— Problem details —
Copy out the lines that have "this" in them.

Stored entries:
■ ■ ■ ■
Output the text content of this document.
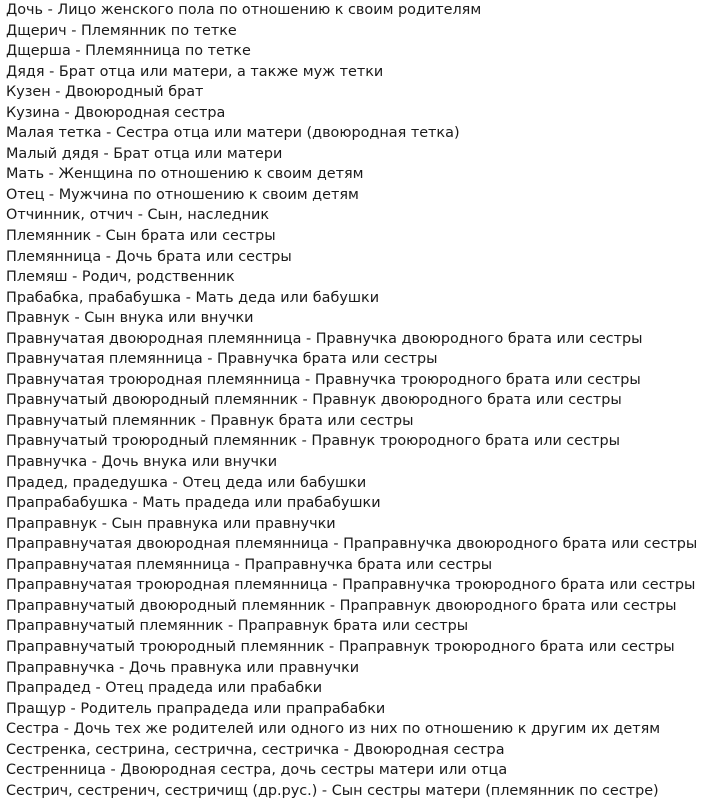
Дочь - Лицо женского пола по отношению к своим родителям
Дщерич - Племянник по тетке
Дщерша - Племянница по тетке
Дядя - Брат отца или матери, а также муж тетки
Кузен - Двоюродный брат
Кузина - Двоюродная сестра
Малая тетка - Сестра отца или матери (двоюродная тетка)
Малый дядя - Брат отца или матери
Мать - Женщина по отношению к своим детям
Отец - Мужчина по отношению к своим детям
Отчинник, отчич - Сын, наследник
Племянник - Сын брата или сестры
Племянница - Дочь брата или сестры
Племяш - Родич, родственник
Прабабка, прабабушка - Мать деда или бабушки
Правнук - Сын внука или внучки
Правнучатая двоюродная племянница - Правнучка двоюродного брата или сестры
Правнучатая племянница - Правнучка брата или сестры
Правнучатая троюродная племянница - Правнучка троюродного брата или сестры
Правнучатый двоюродный племянник - Правнук двоюродного брата или сестры
Правнучатый племянник - Правнук брата или сестры
Правнучатый троюродный племянник - Правнук троюродного брата или сестры
Правнучка - Дочь внука или внучки
Прадед, прадедушка - Отец деда или бабушки
Прапрабабушка - Мать прадеда или прабабушки
Праправнук - Сын правнука или правнучки
Праправнучатая двоюродная племянница - Праправнучка двоюродного брата или сестры
Праправнучатая племянница - Праправнучка брата или сестры
Праправнучатая троюродная племянница - Праправнучка троюродного брата или сестры
Праправнучатый двоюродный племянник - Праправнук двоюродного брата или сестры
Праправнучатый племянник - Праправнук брата или сестры
Праправнучатый троюродный племянник - Праправнук троюродного брата или сестры
Праправнучка - Дочь правнука или правнучки
Прапрадед - Отец прадеда или прабабки
Пращур - Родитель прапрадеда или прапрабабки
Сестра - Дочь тех же родителей или одного из них по отношению к другим их детям
Сестренка, сестрина, сестрична, сестричка - Двоюродная сестра
Сестренница - Двоюродная сестра, дочь сестры матери или отца
Сестрич, сестренич, сестричищ (др.рус.) - Сын сестры матери (племянник по сестре)
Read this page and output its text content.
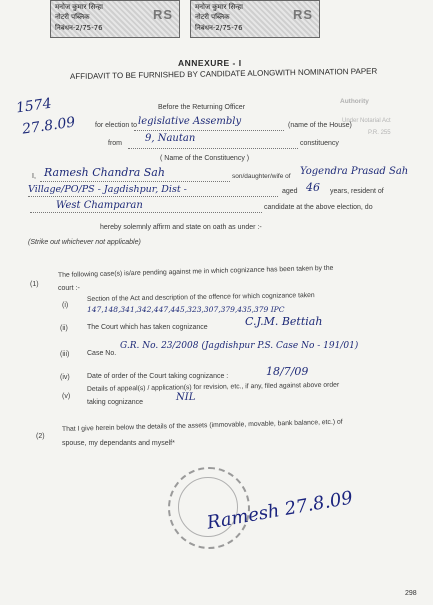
मनोज कुमार सिन्हा
नोटरी पब्लिक
निबंधन-2/75-76
RS	मनोज कुमार सिन्हा
नोटरी पब्लिक
निबंधन-2/75-76
RS
ANNEXURE - I
AFFIDAVIT TO BE FURNISHED BY CANDIDATE ALONGWITH NOMINATION PAPER
1574
27.8.09
Authority
Under Notarial Act
P.R. 255
Before the Returning Officer
for election to legislative Assembly	(name of the House)
from 9, Nautan	constituency
( Name of the Constituency )
I, Ramesh Chandra Sah	son/daughter/wife of Yogendra Prasad Sah
Village/PO/PS - Jagdishpur, Dist -	aged 46 years, resident of
West Champaran	candidate at the above election, do
hereby solemnly affirm and state on oath as under :-
(Strike out whichever not applicable)
(1)
The following case(s) is/are pending against me in which cognizance has been taken by the
court :-
(i)
Section of the Act and description of the offence for which cognizance taken
147,148,341,342,447,445,323,307,379,435,379 IPC
(ii)	The Court which has taken cognizance	C.J.M. Bettiah
(iii)	Case No.
G.R. No. 23/2008 (Jagdishpur P.S. Case No - 191/01)
(iv) Date of order of the Court taking cognizance :	18/7/09
(v)
Details of appeal(s) / application(s) for revision, etc., if any, filed against above order
taking cognizance	NIL
(2)
That I give herein below the details of the assets (immovable, movable, bank balance, etc.) of
spouse, my dependants and myself*
Ramesh 27.8.09
298
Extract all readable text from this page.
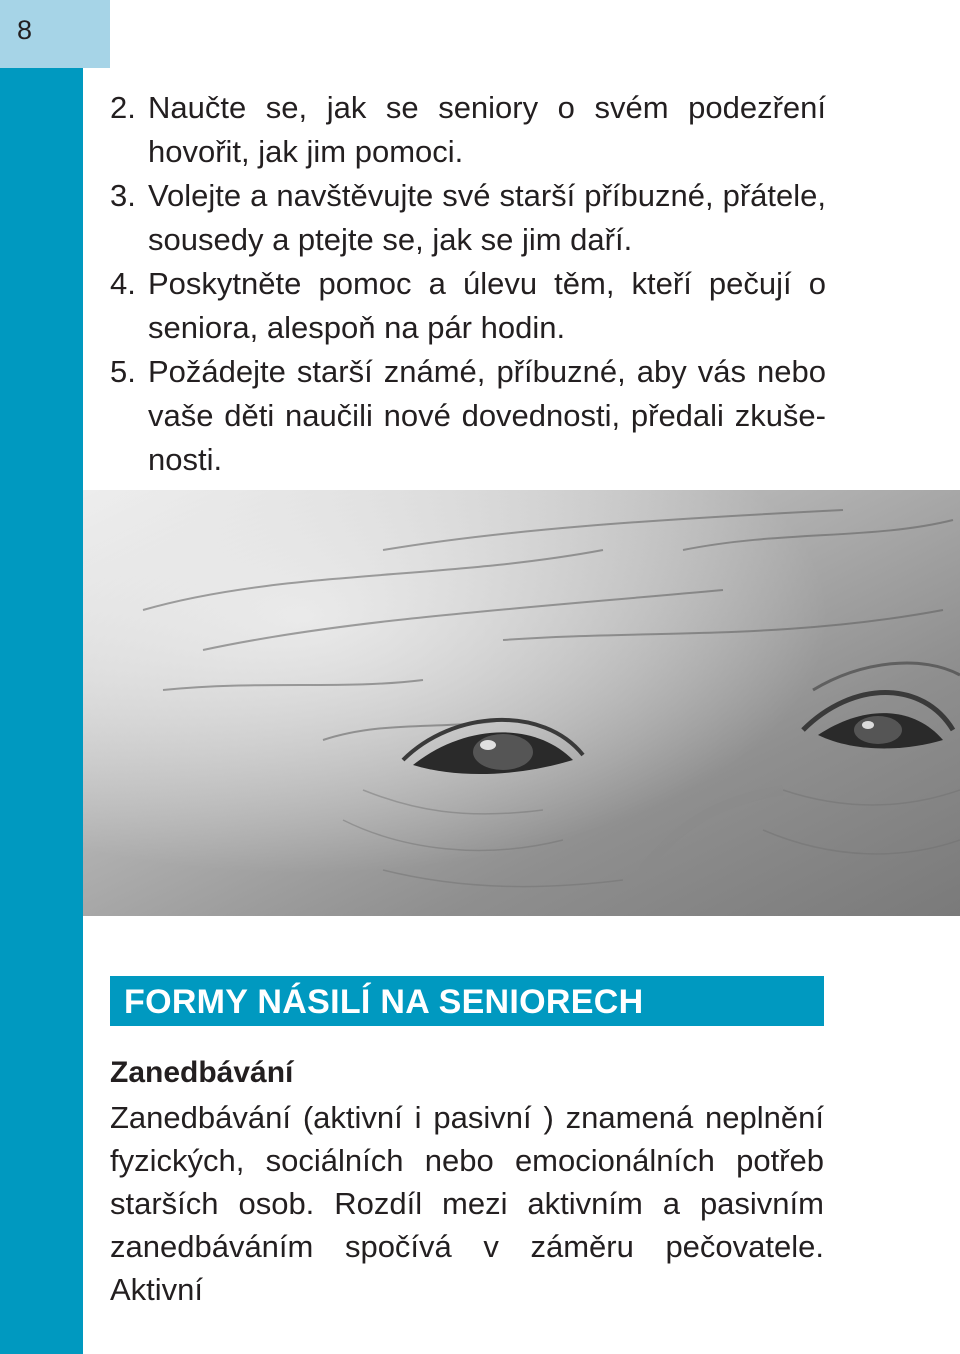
8
2. Naučte se, jak se seniory o svém podezření hovořit, jak jim pomoci.
3. Volejte a navštěvujte své starší příbuzné, přátele, sousedy a ptejte se, jak se jim daří.
4. Poskytněte pomoc a úlevu těm, kteří pečují o seniora, alespoň na pár hodin.
5. Požádejte starší známé, příbuzné, aby vás nebo vaše děti naučili nové dovednosti, předali zkuše-nosti.
FORMY NÁSILÍ NA SENIORECH
Zanedbávání

Zanedbávání (aktivní i pasivní ) znamená neplnění fyzických, sociálních nebo emocionálních potřeb starších osob. Rozdíl mezi aktivním a pasivním zanedbáváním spočívá v záměru pečovatele. Aktivní
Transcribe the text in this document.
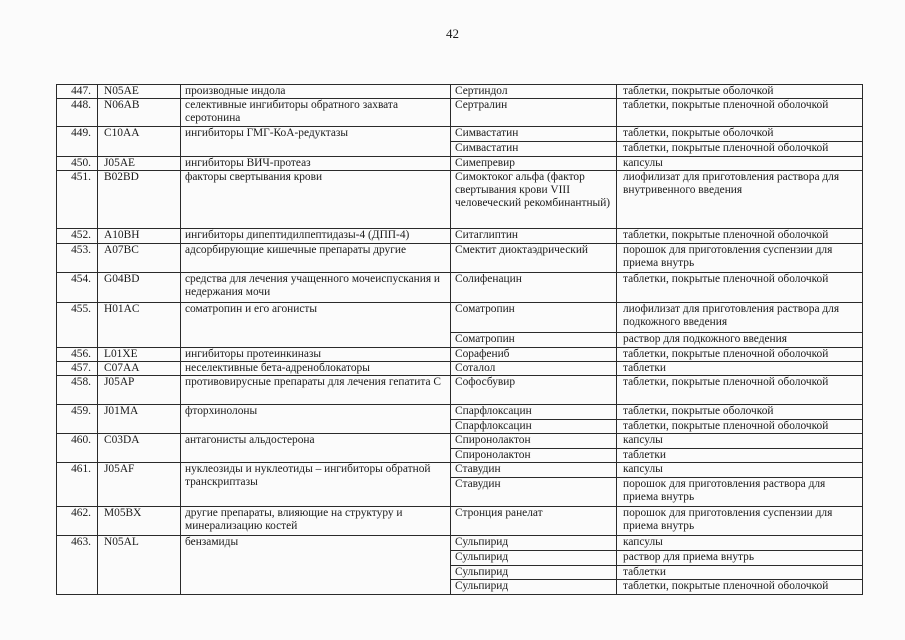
42
447.	N05AE	производные индола	Сертиндол	таблетки, покрытые оболочкой
448.	N06AB	селективные ингибиторы обратного захвата серотонина	Сертралин	таблетки, покрытые пленочной оболочкой
449.	C10AA	ингибиторы ГМГ-КоА-редуктазы	Симвастатин	таблетки, покрытые оболочкой
			Симвастатин	таблетки, покрытые пленочной оболочкой
450.	J05AE	ингибиторы ВИЧ-протеаз	Симепревир	капсулы
451.	B02BD	факторы свертывания крови	Симоктоког альфа (фактор свертывания крови VIII человеческий рекомбинантный)	лиофилизат для приготовления раствора для внутривенного введения
452.	A10BH	ингибиторы дипептидилпептидазы-4 (ДПП-4)	Ситаглиптин	таблетки, покрытые пленочной оболочкой
453.	A07BC	адсорбирующие кишечные препараты другие	Смектит диоктаэдрический	порошок для приготовления суспензии для приема внутрь
454.	G04BD	средства для лечения учащенного мочеиспускания и недержания мочи	Солифенацин	таблетки, покрытые пленочной оболочкой
455.	H01AC	соматропин и его агонисты	Соматропин	лиофилизат для приготовления раствора для подкожного введения
			Соматропин	раствор для подкожного введения
456.	L01XE	ингибиторы протеинкиназы	Сорафениб	таблетки, покрытые пленочной оболочкой
457.	C07AA	неселективные бета-адреноблокаторы	Соталол	таблетки
458.	J05AP	противовирусные препараты для лечения гепатита С	Софосбувир	таблетки, покрытые пленочной оболочкой
459.	J01MA	фторхинолоны	Спарфлоксацин	таблетки, покрытые оболочкой
			Спарфлоксацин	таблетки, покрытые пленочной оболочкой
460.	C03DA	антагонисты альдостерона	Спиронолактон	капсулы
			Спиронолактон	таблетки
461.	J05AF	нуклеозиды и нуклеотиды – ингибиторы обратной транскриптазы	Ставудин	капсулы
			Ставудин	порошок для приготовления раствора для приема внутрь
462.	M05BX	другие препараты, влияющие на структуру и минерализацию костей	Стронция ранелат	порошок для приготовления суспензии для приема внутрь
463.	N05AL	бензамиды	Сульпирид	капсулы
			Сульпирид	раствор для приема внутрь
			Сульпирид	таблетки
			Сульпирид	таблетки, покрытые пленочной оболочкой
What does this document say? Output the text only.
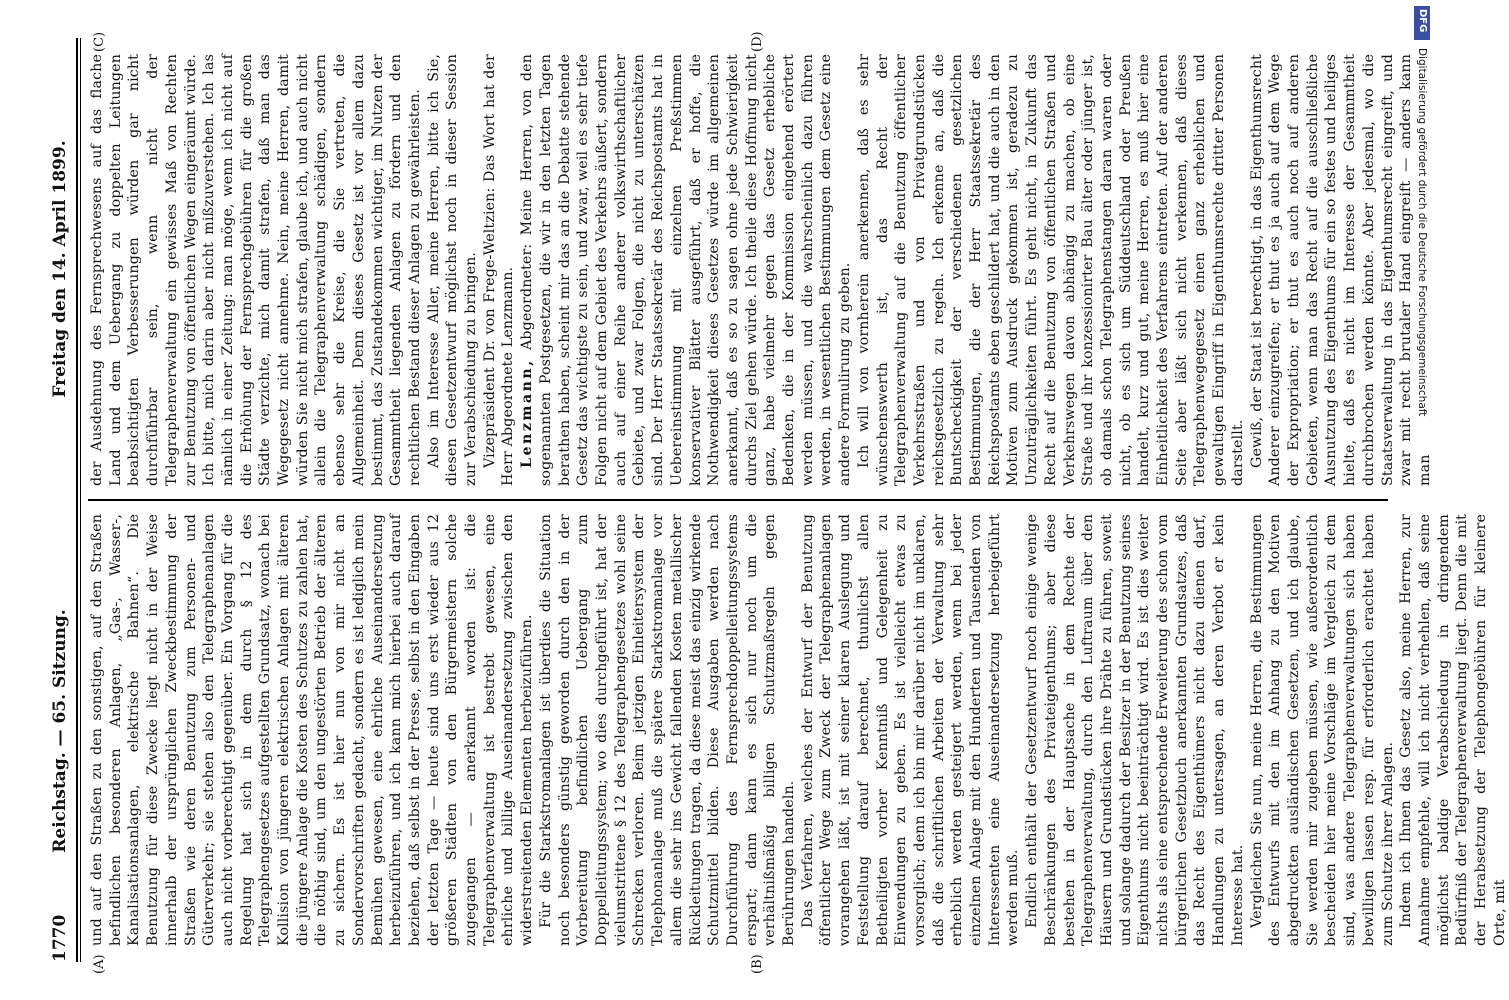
1770
Reichstag. — 65. Sitzung.
Freitag den 14. April 1899.
(A)	(B)
(C)	(D)

und auf den Straßen zu den sonstigen, auf den Straßen befindlichen besonderen Anlagen, „Gas-, Wasser-, Kanalisationsanlagen, elektrische Bahnen“. Die Benutzung für diese Zwecke liegt nicht in der Weise innerhalb der ursprünglichen Zweckbestimmung der Straßen wie deren Benutzung zum Personen- und Güterverkehr; sie stehen also den Telegraphenanlagen auch nicht vorberechtigt gegenüber. Ein Vorgang für die Regelung hat sich in dem durch § 12 des Telegraphengesetzes aufgestellten Grundsatz, wonach bei Kollision von jüngeren elektrischen Anlagen mit älteren die jüngere Anlage die Kosten des Schutzes zu zahlen hat, die nöthig sind, um den ungestörten Betrieb der älteren zu sichern. Es ist hier nun von mir nicht an Sondervorschriften gedacht, sondern es ist lediglich mein Bemühen gewesen, eine ehrliche Auseinandersetzung herbeizuführen, und ich kann mich hierbei auch darauf beziehen, daß selbst in der Presse, selbst in den Eingaben der letzten Tage — heute sind uns erst wieder aus 12 größeren Städten von den Bürgermeistern solche zugegangen — anerkannt worden ist: die Telegraphenverwaltung ist bestrebt gewesen, eine ehrliche und billige Auseinandersetzung zwischen den widerstreitenden Elementen herbeizuführen. Für die Starkstromanlagen ist überdies die Situation noch besonders günstig geworden durch den in der Vorbereitung befindlichen Uebergang zum Doppelleitungssystem; wo dies durchgeführt ist, hat der vielumstrittene § 12 des Telegraphengesetzes wohl seine Schrecken verloren. Beim jetzigen Einleitersystem der Telephonanlage muß die spätere Starkstromanlage vor allem die sehr ins Gewicht fallenden Kosten metallischer Rückleitungen tragen, da diese meist das einzig wirkende Schutzmittel bilden. Diese Ausgaben werden nach Durchführung des Fernsprechdoppelleitungssystems erspart; dann kann es sich nur noch um die verhältnißmäßig billigen Schutzmaßregeln gegen Berührungen handeln. Das Verfahren, welches der Entwurf der Benutzung öffentlicher Wege zum Zweck der Telegraphenanlagen vorangehen läßt, ist mit seiner klaren Auslegung und Feststellung darauf berechnet, thunlichst allen Betheiligten vorher Kenntniß und Gelegenheit zu Einwendungen zu geben. Es ist vielleicht etwas zu vorsorglich; denn ich bin mir darüber nicht im unklaren, daß die schriftlichen Arbeiten der Verwaltung sehr erheblich werden gesteigert werden, wenn bei jeder einzelnen Anlage mit den Hunderten und Tausenden von Interessenten eine Auseinandersetzung herbeigeführt werden muß. Endlich enthält der Gesetzentwurf noch einige wenige Beschränkungen des Privateigenthums; aber diese bestehen in der Hauptsache in dem Rechte der Telegraphenverwaltung, durch den Luftraum über den Häusern und Grundstücken ihre Drähte zu führen, soweit und solange dadurch der Besitzer in der Benutzung seines Eigenthums nicht beeinträchtigt wird. Es ist dies weiter nichts als eine entsprechende Erweiterung des schon vom bürgerlichen Gesetzbuch anerkannten Grundsatzes, daß das Recht des Eigenthümers nicht dazu dienen darf, Handlungen zu untersagen, an deren Verbot er kein Interesse hat. Vergleichen Sie nun, meine Herren, die Bestimmungen des Entwurfs mit den im Anhang zu den Motiven abgedruckten ausländischen Gesetzen, und ich glaube, Sie werden mir zugeben müssen, wie außerordentlich bescheiden hier meine Vorschläge im Vergleich zu dem sind, was andere Telegraphenverwaltungen sich haben bewilligen lassen resp. für erforderlich erachtet haben zum Schutze ihrer Anlagen. Indem ich Ihnen das Gesetz also, meine Herren, zur Annahme empfehle, will ich nicht verhehlen, daß seine möglichst baldige Verabschiedung in dringendem Bedürfniß der Telegraphenverwaltung liegt. Denn die mit der Herabsetzung der Telephongebühren für kleinere Orte, mit

der Ausdehnung des Fernsprechwesens auf das flache Land und dem Uebergang zu doppelten Leitungen beabsichtigten Verbesserungen würden gar nicht durchführbar sein, wenn nicht der Telegraphenverwaltung ein gewisses Maß von Rechten zur Benutzung von öffentlichen Wegen eingeräumt würde. Ich bitte, mich darin aber nicht mißzuverstehen. Ich las nämlich in einer Zeitung: man möge, wenn ich nicht auf die Erhöhung der Fernsprechgebühren für die großen Städte verzichte, mich damit strafen, daß man das Wegegesetz nicht annehme. Nein, meine Herren, damit würden Sie nicht mich strafen, glaube ich, und auch nicht allein die Telegraphenverwaltung schädigen, sondern ebenso sehr die Kreise, die Sie vertreten, die Allgemeinheit. Denn dieses Gesetz ist vor allem dazu bestimmt, das Zustandekommen wichtiger, im Nutzen der Gesammtheit liegenden Anlagen zu fördern und den rechtlichen Bestand dieser Anlagen zu gewährleisten. Also im Interesse Aller, meine Herren, bitte ich Sie, diesen Gesetzentwurf möglichst noch in dieser Session zur Verabschiedung zu bringen. Vizepräsident Dr. von Frege-Weltzien: Das Wort hat der Herr Abgeordnete Lenzmann. Lenzmann, Abgeordneter: Meine Herren, von den sogenannten Postgesetzen, die wir in den letzten Tagen berathen haben, scheint mir das an die Debatte stehende Gesetz das wichtigste zu sein, und zwar, weil es sehr tiefe Folgen nicht auf dem Gebiet des Verkehrs äußert, sondern auch auf einer Reihe anderer volkswirthschaftlicher Gebiete, und zwar Folgen, die nicht zu unterschätzen sind. Der Herr Staatssekretär des Reichspostamts hat in Uebereinstimmung mit einzelnen Preßstimmen konservativer Blätter ausgeführt, daß er hoffe, die Nothwendigkeit dieses Gesetzes würde im allgemeinen anerkannt, daß es so zu sagen ohne jede Schwierigkeit durchs Ziel gehen würde. Ich theile diese Hoffnung nicht ganz, habe vielmehr gegen das Gesetz erhebliche Bedenken, die in der Kommission eingehend erörtert werden müssen, und die wahrscheinlich dazu führen werden, in wesentlichen Bestimmungen dem Gesetz eine andere Formulirung zu geben. Ich will von vornherein anerkennen, daß es sehr wünschenswerth ist, das Recht der Telegraphenverwaltung auf die Benutzung öffentlicher Verkehrsstraßen und von Privatgrundstücken reichsgesetzlich zu regeln. Ich erkenne an, daß die Buntscheckigkeit der verschiedenen gesetzlichen Bestimmungen, die der Herr Staatssekretär des Reichspostamts eben geschildert hat, und die auch in den Motiven zum Ausdruck gekommen ist, geradezu zu Unzuträglichkeiten führt. Es geht nicht, in Zukunft das Recht auf die Benutzung von öffentlichen Straßen und Verkehrswegen davon abhängig zu machen, ob eine Straße und ihr konzessionirter Bau älter oder jünger ist, ob damals schon Telegraphenstangen daran waren oder nicht, ob es sich um Süddeutschland oder Preußen handelt, kurz und gut, meine Herren, es muß hier eine Einheitlichkeit des Verfahrens eintreten. Auf der anderen Seite aber läßt sich nicht verkennen, daß dieses Telegraphenwegegesetz einen ganz erheblichen und gewaltigen Eingriff in Eigenthumsrechte dritter Personen darstellt. Gewiß, der Staat ist berechtigt, in das Eigenthumsrecht Anderer einzugreifen; er thut es ja auch auf dem Wege der Expropriation; er thut es auch noch auf anderen Gebieten, wenn man das Recht auf die ausschließliche Ausnutzung des Eigenthums für ein so festes und heiliges hielte, daß es nicht im Interesse der Gesammtheit durchbrochen werden könnte. Aber jedesmal, wo die Staatsverwaltung in das Eigenthumsrecht eingreift, und zwar mit recht brutaler Hand eingreift — anders kann man

DFG
Digitalisierung gefördert durch die Deutsche Forschungsgemeinschaft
■ ■ ■ ■
— Written response —
Output the text content of this document.
Read this page and output its text content.
Extract all readable text from this page.
Transcribe the text in this document.
What does this document say? Output the text only.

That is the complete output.